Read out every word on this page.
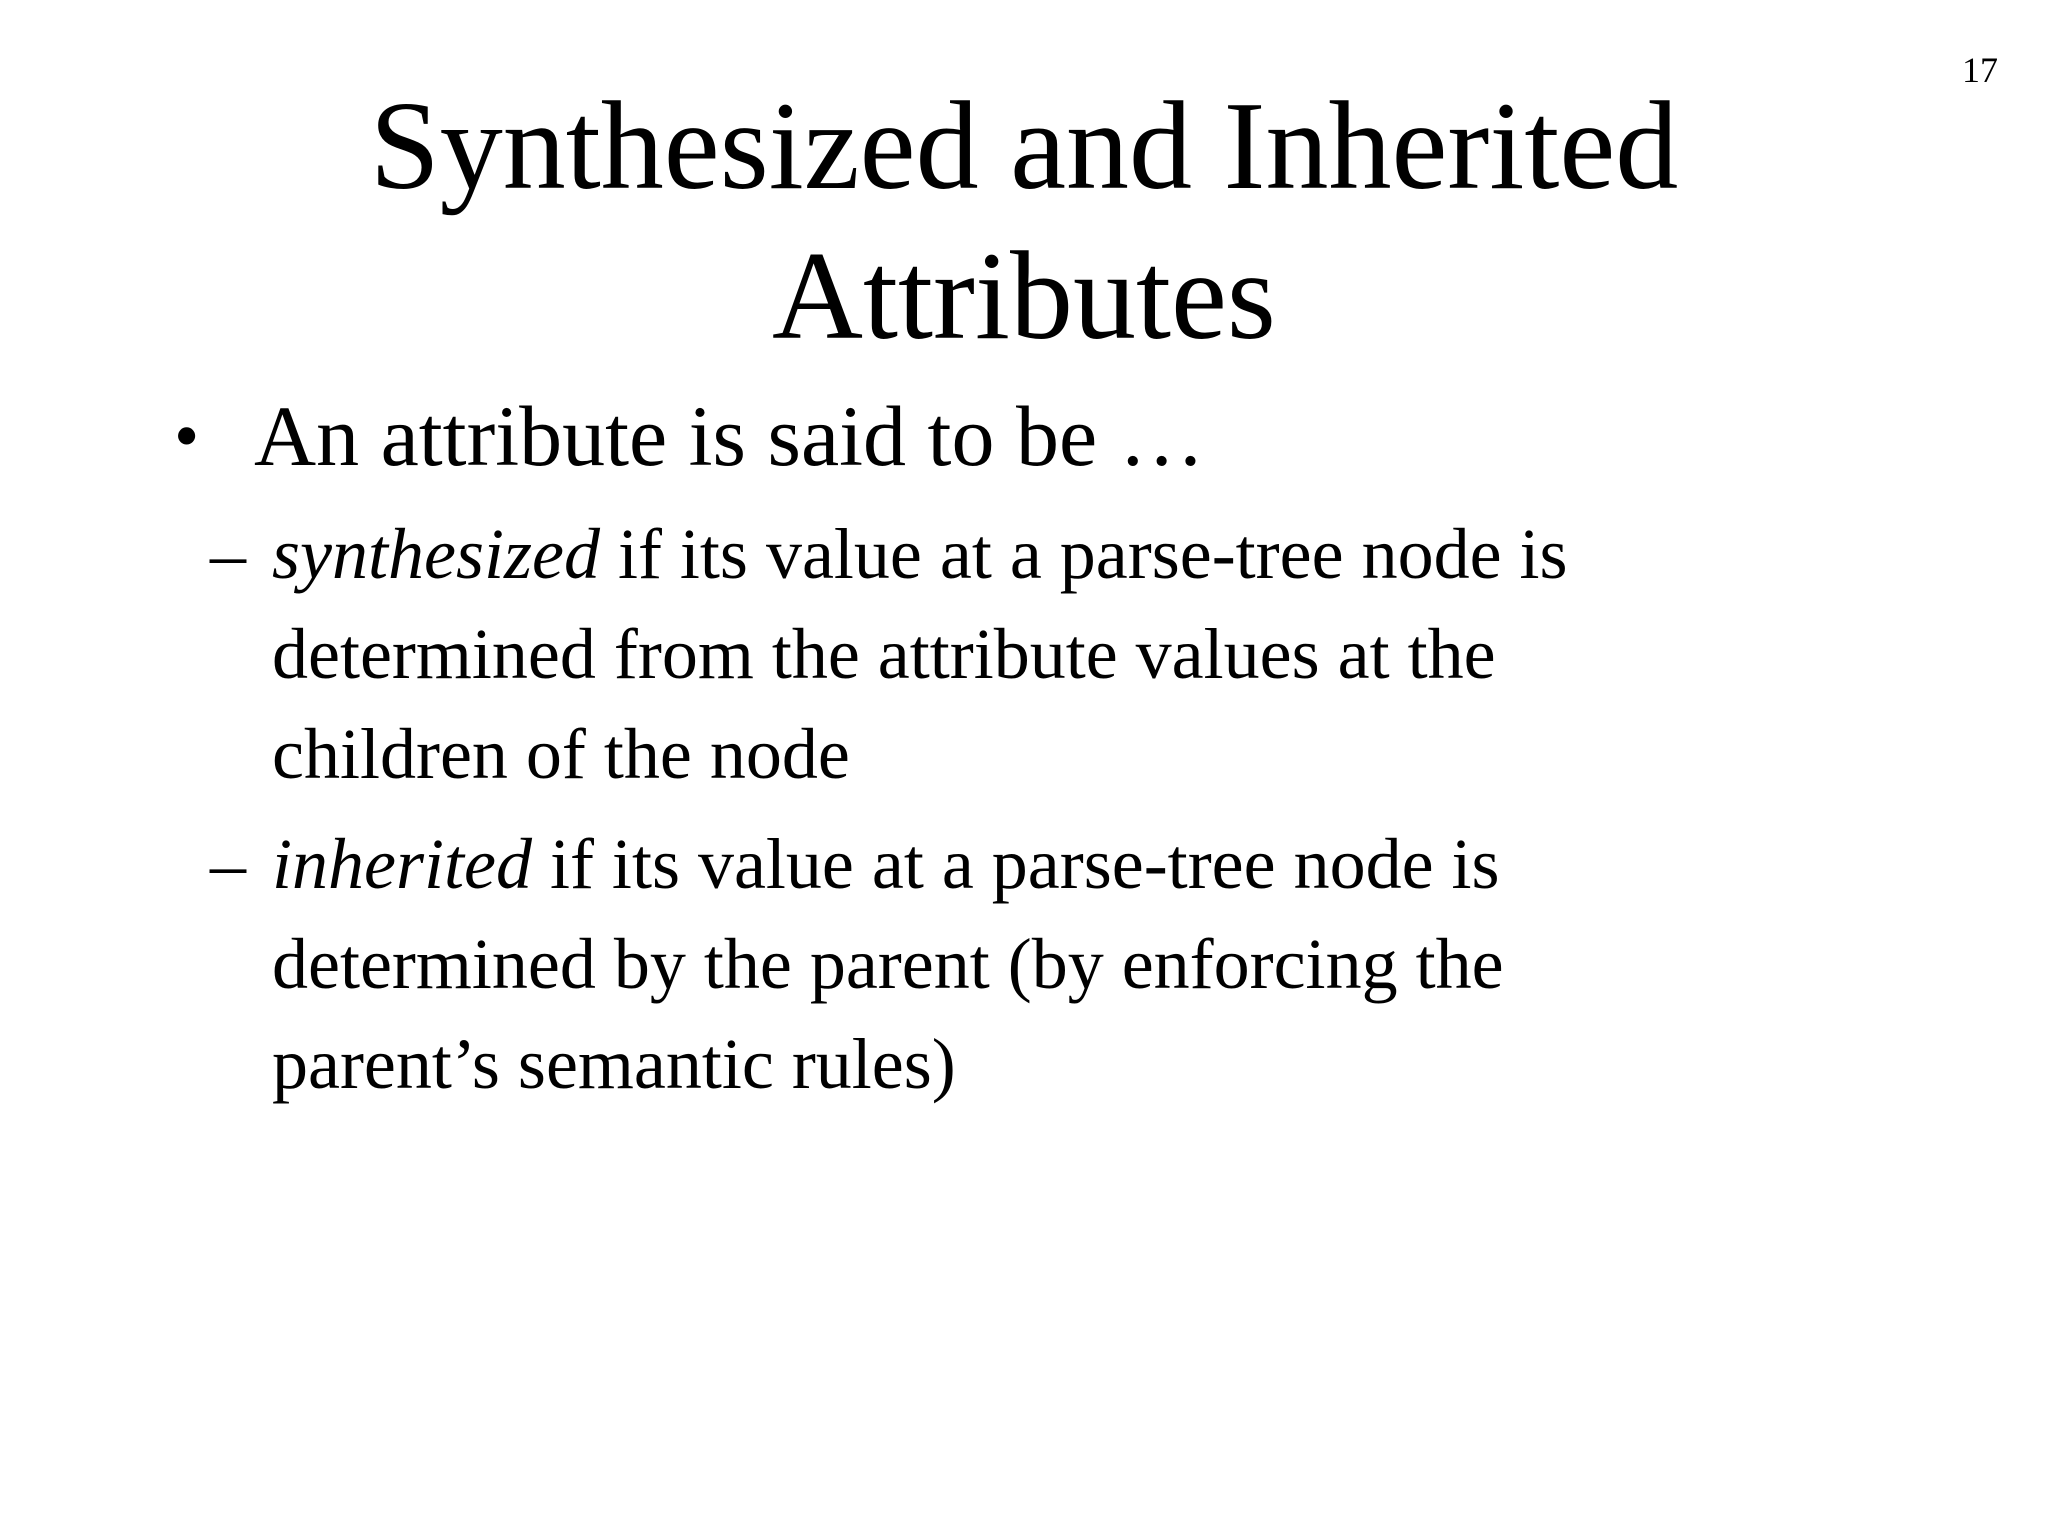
17
Synthesized and Inherited
Attributes
• An attribute is said to be …
– synthesized if its value at a parse-tree node is
determined from the attribute values at the
children of the node
– inherited if its value at a parse-tree node is
determined by the parent (by enforcing the
parent’s semantic rules)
=-=-=-=-=
**Task objective**
Every record above must be given again exactly; drop the pictures.

**Written solution**
Read out every word on this page.
17
Synthesized and Inherited
Attributes
• An attribute is said to be …
– synthesized if its value at a parse-tree node is
determined from the attribute values at the
children of the node
– inherited if its value at a parse-tree node is
determined by the parent (by enforcing the
parent’s semantic rules)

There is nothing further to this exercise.